-- begin Materials provided --
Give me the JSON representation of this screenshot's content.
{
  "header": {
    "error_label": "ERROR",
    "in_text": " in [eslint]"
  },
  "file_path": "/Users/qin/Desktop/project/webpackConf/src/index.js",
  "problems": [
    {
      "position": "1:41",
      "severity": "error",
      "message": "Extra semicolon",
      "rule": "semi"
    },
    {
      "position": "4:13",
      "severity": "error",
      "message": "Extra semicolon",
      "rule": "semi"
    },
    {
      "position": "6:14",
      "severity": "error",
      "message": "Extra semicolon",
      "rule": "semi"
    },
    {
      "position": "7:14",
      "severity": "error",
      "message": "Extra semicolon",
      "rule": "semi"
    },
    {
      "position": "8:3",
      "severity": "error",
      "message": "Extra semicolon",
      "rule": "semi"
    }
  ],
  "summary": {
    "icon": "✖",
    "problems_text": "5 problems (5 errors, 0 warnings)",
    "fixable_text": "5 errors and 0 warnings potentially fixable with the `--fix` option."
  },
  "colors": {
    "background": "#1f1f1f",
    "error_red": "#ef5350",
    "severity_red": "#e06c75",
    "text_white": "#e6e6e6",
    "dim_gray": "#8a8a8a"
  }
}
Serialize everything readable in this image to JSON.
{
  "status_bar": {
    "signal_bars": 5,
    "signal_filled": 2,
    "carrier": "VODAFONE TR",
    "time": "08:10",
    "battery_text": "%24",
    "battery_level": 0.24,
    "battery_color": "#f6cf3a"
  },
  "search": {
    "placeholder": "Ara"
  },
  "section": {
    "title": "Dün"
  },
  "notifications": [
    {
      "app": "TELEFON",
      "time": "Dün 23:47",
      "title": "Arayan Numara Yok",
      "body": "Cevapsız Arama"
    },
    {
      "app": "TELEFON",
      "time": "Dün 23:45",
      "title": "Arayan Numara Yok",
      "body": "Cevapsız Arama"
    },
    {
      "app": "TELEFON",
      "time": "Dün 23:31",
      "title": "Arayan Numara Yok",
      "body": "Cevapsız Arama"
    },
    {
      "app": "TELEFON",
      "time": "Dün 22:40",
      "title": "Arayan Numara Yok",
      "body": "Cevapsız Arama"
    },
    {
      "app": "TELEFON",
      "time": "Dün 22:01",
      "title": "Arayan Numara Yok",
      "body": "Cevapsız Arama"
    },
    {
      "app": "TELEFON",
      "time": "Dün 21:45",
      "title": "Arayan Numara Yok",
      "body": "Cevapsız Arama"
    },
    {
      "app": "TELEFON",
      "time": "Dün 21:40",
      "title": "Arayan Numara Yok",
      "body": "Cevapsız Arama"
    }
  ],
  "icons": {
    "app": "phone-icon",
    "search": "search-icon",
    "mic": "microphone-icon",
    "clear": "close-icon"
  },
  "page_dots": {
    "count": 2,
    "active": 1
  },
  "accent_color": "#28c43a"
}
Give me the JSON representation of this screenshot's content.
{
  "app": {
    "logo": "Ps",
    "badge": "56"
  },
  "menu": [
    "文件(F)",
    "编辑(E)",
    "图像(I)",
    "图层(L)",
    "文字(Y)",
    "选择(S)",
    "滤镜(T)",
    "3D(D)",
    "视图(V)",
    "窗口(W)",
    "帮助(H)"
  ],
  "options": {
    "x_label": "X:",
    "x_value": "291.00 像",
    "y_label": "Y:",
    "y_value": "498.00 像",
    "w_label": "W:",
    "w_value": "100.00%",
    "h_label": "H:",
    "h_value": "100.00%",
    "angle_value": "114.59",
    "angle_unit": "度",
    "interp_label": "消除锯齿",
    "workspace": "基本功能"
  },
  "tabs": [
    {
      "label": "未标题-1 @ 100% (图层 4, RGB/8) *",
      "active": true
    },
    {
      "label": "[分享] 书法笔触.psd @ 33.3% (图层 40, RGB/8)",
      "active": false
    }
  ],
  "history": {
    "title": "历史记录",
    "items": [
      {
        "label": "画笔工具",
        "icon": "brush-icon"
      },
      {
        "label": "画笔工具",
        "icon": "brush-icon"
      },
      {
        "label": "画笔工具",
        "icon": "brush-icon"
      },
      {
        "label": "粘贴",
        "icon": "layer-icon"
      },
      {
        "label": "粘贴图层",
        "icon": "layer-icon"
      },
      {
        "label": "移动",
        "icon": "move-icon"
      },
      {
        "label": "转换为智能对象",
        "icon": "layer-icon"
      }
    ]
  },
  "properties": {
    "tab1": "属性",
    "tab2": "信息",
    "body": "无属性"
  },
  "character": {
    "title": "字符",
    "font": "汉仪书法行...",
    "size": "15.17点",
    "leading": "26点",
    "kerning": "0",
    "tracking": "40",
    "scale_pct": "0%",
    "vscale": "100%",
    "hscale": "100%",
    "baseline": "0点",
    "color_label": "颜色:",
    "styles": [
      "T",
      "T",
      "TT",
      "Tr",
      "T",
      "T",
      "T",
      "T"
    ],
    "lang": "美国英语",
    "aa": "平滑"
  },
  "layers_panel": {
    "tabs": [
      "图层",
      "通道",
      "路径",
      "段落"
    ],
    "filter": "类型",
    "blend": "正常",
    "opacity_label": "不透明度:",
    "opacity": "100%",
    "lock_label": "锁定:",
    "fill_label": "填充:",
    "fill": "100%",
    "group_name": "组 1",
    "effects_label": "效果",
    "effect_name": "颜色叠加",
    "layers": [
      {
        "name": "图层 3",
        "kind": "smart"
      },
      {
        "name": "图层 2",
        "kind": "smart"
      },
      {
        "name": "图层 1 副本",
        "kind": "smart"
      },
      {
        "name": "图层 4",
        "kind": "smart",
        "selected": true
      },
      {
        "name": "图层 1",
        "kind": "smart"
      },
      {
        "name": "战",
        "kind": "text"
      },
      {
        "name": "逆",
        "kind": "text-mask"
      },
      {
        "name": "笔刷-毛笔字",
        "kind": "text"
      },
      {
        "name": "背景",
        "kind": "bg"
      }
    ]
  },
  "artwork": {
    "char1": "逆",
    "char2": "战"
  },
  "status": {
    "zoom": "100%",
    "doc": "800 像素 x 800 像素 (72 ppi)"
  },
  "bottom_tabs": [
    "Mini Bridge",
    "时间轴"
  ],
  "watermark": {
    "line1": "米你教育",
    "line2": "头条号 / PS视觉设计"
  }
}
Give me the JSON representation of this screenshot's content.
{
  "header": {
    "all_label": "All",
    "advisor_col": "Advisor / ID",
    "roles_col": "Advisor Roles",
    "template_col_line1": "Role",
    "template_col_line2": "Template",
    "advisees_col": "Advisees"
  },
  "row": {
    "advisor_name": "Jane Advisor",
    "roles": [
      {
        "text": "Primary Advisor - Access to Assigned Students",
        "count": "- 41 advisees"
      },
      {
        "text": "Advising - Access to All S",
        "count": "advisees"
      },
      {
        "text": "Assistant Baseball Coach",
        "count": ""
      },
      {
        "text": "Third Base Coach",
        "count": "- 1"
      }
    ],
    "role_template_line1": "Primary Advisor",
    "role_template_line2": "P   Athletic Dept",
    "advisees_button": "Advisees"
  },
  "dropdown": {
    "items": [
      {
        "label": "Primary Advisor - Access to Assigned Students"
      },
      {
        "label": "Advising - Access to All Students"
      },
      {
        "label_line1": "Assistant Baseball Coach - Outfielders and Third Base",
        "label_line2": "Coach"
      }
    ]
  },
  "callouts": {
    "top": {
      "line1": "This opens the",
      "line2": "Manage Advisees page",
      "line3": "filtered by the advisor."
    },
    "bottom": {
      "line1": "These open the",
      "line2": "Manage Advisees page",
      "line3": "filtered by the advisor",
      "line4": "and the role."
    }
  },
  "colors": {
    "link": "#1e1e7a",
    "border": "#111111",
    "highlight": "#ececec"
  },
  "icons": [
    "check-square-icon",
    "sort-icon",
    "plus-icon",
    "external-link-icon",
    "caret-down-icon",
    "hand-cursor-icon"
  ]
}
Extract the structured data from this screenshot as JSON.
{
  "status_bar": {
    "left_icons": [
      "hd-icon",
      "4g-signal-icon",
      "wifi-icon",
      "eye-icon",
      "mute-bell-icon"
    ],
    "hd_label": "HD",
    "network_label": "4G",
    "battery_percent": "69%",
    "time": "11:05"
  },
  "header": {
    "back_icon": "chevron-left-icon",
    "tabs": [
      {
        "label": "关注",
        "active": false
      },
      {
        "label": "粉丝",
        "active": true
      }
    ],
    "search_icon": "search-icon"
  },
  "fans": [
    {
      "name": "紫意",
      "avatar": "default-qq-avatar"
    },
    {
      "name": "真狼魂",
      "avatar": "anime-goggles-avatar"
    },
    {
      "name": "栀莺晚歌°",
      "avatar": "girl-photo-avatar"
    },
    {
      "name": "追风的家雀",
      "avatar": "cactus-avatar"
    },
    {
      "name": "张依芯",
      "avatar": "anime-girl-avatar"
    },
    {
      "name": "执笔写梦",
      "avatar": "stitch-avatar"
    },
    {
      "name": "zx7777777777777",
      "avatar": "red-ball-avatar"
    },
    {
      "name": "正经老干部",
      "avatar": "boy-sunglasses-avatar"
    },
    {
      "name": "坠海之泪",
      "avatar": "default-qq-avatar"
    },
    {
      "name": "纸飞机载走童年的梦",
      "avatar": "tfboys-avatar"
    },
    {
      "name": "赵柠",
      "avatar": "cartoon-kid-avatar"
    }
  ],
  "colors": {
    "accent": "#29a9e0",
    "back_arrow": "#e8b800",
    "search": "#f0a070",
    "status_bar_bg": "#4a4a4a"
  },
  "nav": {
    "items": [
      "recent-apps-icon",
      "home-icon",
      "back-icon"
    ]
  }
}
-- end Materials provided --
-- What is required --
Identify and copy the lines holding the word "time".

-- Result of this exercise --
    "time": "08:10",
      "time": "Dün 23:47",
      "time": "Dün 23:45",
      "time": "Dün 23:31",
      "time": "Dün 22:40",
      "time": "Dün 22:01",
      "time": "Dün 21:45",
      "time": "Dün 21:40",
    "time": "11:05"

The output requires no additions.